» Passage:
______________________________

But my favorite part of this whole loathsome mess is this:
“Clark has criticized the supposed and alleged errors of U.S. planning in Iraq – notwithstanding that his campaign in Kosovo was based on an unending series of errors,” This is one for the books. Literally. It’s a perfect, textbook example of an ad hominem fallacy (a specific, particularly bone-headed version known as ‘tu quoque’ meaning roughly ‘you too’). Even if Frum were right about the Kosovo campaign (I suppose I don’t need to point out that he probably isn’t) this would in no way invalidate Clark’s cogent criticisms of the Iraq campaign. Perhaps someone could inform Mr. Frum that no number of errors, real or imagined, in an unrelated war thousands of miles away can rectify the mistakes in Iraq. Alluding to or inventing errors elsewhere won’t make the current debacle any less of one.

You would think that Frum would be over even his estimable error quota by this point, but there’s more:
“Beyond that, though, Clark epitomizes the great Democratic miscalculation of 2004. The miscalculation is that they can win the election by running against President Bush on national security – and that their anti-security agenda will be enhanced by finding a man in striped pants to promote it.”

______________________________

» Material:
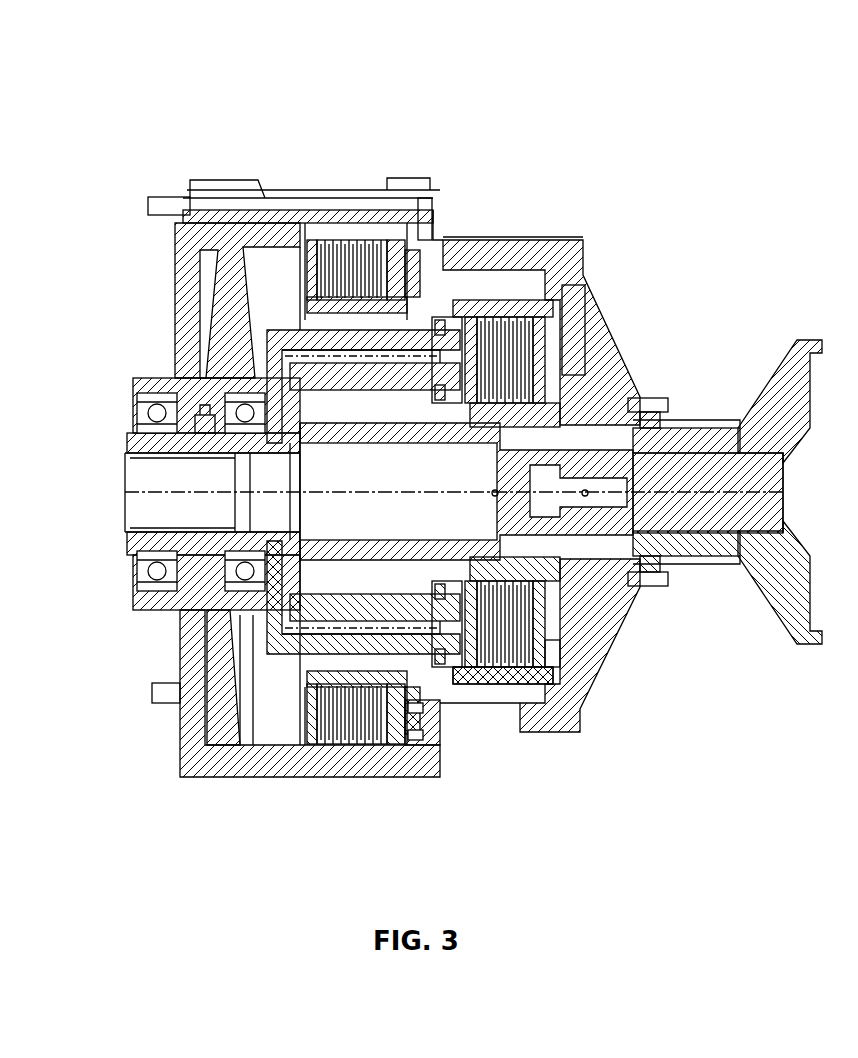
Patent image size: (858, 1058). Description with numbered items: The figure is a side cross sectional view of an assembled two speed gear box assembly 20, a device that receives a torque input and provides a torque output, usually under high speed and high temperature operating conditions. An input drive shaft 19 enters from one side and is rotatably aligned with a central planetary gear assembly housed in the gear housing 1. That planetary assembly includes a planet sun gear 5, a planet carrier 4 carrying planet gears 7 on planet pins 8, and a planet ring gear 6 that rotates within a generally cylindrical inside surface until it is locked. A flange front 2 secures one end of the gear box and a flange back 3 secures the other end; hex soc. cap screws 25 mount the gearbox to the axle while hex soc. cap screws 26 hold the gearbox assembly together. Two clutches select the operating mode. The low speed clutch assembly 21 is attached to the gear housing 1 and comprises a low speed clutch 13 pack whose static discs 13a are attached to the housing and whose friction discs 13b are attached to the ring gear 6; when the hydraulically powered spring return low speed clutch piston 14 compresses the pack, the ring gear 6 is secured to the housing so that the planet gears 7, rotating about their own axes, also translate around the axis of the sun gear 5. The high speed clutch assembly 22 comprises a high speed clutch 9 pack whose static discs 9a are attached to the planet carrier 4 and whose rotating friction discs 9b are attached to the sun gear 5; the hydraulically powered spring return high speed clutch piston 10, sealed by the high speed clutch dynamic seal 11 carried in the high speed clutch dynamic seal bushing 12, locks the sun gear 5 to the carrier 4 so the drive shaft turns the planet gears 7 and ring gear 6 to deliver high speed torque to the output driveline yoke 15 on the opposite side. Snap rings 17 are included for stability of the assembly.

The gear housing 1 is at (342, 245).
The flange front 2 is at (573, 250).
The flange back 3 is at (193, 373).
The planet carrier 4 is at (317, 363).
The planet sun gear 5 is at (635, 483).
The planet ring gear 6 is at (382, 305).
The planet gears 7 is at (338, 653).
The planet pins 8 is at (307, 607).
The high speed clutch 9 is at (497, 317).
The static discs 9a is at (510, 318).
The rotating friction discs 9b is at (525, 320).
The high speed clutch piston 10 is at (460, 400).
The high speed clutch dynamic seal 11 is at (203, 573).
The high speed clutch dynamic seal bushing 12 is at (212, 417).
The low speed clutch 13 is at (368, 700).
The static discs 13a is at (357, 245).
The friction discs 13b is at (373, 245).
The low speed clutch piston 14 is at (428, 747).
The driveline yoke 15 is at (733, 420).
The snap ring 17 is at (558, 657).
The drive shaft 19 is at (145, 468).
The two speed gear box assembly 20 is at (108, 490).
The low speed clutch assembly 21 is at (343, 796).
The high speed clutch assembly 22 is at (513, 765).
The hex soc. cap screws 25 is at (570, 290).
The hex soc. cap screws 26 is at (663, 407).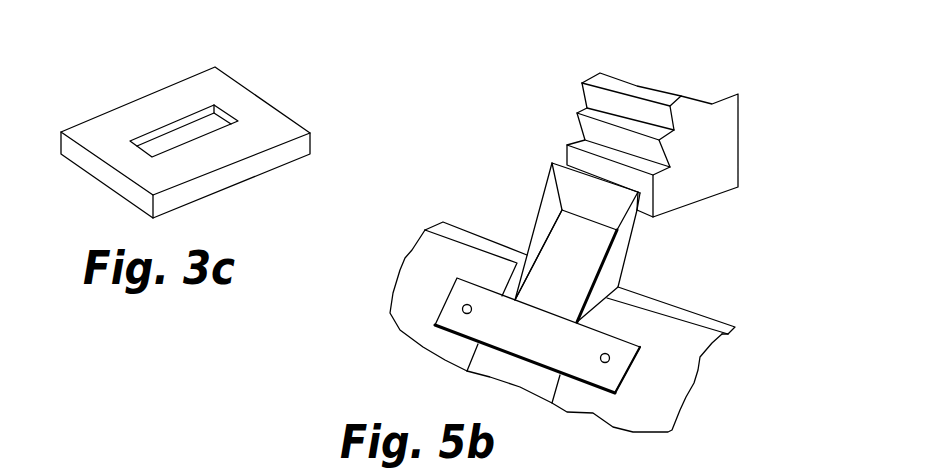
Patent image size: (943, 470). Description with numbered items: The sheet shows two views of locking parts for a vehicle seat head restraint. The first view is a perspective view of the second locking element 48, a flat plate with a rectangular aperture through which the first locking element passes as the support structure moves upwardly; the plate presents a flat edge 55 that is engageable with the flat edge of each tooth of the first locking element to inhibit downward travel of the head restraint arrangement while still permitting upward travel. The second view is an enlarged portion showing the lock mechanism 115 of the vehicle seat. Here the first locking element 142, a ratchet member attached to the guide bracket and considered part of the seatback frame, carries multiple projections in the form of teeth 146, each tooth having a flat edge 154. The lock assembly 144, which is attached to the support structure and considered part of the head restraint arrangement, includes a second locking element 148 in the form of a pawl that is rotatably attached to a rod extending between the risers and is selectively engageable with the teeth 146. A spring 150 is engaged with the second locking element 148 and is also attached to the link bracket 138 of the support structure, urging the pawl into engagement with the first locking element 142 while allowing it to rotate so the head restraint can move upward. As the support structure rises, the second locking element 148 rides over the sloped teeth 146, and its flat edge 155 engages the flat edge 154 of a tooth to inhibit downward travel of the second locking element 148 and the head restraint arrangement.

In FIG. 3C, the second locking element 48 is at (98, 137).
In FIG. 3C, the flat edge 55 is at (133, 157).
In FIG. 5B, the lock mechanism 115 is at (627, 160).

______________________________

» Set problem:
Answer these questions about the passage on Frum and Clark, one per line:
1. What does the passage give as the rough meaning of "tu quoque"?
2. According to the quoted Frum line, which campaign of Clark's was "based on an unending series of errors"?
3. What does Frum say Clark epitomizes?

» Solved problem:
1. "You too."
2. His campaign in Kosovo.
3. The great Democratic miscalculation of 2004.